Data items:
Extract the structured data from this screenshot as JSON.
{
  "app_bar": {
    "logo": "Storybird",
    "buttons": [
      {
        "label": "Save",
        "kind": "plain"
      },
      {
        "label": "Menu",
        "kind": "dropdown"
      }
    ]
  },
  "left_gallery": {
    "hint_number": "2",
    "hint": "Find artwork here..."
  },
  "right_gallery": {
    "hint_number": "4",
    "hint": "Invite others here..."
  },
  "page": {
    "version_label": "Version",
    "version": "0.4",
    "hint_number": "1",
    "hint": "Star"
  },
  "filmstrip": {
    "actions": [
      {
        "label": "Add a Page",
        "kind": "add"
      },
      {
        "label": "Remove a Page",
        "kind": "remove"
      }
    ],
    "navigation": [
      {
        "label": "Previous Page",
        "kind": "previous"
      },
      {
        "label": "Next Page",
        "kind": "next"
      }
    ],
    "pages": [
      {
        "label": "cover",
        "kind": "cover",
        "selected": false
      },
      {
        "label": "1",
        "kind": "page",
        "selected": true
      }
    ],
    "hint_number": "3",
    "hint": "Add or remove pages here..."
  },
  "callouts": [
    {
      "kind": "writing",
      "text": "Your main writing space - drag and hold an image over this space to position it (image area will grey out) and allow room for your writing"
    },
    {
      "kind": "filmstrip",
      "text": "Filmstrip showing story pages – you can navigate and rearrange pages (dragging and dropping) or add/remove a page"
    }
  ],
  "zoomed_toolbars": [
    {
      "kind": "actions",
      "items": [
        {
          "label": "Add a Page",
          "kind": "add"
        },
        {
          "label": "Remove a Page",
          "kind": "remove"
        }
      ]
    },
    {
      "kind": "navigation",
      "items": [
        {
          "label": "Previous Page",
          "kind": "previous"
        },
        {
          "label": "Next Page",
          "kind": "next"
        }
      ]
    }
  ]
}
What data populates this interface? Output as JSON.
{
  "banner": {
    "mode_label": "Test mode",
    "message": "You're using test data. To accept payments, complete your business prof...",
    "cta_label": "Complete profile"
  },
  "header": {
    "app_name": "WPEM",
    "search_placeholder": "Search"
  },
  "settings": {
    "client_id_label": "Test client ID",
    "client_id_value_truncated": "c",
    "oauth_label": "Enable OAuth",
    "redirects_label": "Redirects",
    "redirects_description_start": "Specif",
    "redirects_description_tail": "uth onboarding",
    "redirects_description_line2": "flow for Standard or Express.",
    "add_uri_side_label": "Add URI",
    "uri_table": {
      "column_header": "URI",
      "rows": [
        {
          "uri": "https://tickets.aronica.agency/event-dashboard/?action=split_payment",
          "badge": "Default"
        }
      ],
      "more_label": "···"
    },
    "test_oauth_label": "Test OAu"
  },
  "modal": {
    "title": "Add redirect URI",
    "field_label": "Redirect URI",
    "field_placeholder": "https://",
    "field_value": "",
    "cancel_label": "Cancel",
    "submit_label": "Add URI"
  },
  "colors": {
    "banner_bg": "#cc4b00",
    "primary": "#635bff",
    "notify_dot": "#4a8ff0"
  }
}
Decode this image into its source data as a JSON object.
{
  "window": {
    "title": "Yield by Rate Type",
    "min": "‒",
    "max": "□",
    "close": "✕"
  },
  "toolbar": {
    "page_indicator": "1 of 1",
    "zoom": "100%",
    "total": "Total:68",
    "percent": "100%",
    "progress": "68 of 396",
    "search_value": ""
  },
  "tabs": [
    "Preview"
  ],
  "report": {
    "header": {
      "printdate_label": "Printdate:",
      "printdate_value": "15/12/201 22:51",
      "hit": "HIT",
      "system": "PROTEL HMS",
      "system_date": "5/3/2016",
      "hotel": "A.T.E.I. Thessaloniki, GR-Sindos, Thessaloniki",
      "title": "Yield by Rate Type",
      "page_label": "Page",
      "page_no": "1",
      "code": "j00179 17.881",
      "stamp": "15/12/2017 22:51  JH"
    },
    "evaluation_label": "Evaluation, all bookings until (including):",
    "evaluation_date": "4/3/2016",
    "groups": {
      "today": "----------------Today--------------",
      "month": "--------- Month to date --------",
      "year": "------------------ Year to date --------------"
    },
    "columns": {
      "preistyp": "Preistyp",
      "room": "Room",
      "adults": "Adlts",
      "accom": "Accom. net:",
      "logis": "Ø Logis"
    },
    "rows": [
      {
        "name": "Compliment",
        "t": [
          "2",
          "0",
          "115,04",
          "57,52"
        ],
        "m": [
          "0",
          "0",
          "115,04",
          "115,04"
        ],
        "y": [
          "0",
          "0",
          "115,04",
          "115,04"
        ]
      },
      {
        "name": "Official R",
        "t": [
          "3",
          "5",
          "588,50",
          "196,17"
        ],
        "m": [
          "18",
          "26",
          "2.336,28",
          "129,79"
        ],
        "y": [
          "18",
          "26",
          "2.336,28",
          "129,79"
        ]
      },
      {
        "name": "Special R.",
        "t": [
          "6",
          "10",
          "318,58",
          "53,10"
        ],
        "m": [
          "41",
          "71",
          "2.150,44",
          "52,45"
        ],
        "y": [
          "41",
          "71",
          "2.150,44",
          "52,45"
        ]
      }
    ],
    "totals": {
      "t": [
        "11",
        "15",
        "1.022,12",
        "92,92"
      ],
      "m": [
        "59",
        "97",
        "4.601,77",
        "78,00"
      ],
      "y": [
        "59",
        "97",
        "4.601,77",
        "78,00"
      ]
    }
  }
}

▸ Your goal: Give nothing but the count of lines in the listing above that hold the string "room".

▸ Exercise answer: 2